## BEGIN Records supplied

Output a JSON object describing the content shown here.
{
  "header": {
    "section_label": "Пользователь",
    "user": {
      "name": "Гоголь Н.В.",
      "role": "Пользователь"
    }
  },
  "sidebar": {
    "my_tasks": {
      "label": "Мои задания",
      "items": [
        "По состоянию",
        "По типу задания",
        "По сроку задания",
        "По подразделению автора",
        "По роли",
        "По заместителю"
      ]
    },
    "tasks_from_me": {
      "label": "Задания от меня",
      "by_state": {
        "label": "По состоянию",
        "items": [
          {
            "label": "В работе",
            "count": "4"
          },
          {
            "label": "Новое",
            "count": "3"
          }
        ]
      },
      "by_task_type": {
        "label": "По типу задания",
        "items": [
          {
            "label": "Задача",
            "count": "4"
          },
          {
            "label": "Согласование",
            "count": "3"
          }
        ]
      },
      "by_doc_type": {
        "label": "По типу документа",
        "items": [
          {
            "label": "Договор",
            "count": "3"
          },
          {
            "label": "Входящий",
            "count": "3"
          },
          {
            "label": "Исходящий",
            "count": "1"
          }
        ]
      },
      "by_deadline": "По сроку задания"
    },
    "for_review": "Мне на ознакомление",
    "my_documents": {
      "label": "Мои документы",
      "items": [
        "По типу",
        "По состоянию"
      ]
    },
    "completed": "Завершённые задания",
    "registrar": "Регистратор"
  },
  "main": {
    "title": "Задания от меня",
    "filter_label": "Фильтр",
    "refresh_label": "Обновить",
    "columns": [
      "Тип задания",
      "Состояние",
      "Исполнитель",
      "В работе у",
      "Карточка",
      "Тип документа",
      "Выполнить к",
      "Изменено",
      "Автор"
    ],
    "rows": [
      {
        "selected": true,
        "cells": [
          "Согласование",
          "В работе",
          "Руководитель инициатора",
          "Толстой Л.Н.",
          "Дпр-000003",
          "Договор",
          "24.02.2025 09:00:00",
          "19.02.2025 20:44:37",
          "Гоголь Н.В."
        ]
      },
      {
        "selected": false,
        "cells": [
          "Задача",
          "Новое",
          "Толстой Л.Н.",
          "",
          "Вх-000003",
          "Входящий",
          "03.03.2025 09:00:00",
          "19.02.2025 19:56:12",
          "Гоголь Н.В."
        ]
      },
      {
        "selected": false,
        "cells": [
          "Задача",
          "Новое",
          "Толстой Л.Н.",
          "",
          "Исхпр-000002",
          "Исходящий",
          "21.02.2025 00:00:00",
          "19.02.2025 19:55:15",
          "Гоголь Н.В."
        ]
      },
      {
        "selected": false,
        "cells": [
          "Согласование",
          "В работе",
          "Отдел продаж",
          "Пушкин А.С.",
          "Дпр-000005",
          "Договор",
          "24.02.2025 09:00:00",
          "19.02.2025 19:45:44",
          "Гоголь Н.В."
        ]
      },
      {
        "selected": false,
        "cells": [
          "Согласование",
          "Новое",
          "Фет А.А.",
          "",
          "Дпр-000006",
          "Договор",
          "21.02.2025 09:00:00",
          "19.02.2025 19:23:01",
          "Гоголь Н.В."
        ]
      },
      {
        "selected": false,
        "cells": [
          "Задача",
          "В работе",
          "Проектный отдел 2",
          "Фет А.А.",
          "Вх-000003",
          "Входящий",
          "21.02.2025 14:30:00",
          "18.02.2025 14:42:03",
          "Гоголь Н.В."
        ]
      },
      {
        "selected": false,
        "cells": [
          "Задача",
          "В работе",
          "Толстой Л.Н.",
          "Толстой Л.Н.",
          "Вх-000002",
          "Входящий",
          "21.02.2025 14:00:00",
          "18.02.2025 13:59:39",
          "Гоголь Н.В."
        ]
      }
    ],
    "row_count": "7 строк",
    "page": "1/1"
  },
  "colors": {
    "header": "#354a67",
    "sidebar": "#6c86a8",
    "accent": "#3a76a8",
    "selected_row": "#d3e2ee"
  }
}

## END Records supplied

> _Given task_
Scan the material and collect every line that contains "типу".

> _Written solution_
        "По типу задания",
        "label": "По типу задания",
        "label": "По типу документа",
        "По типу",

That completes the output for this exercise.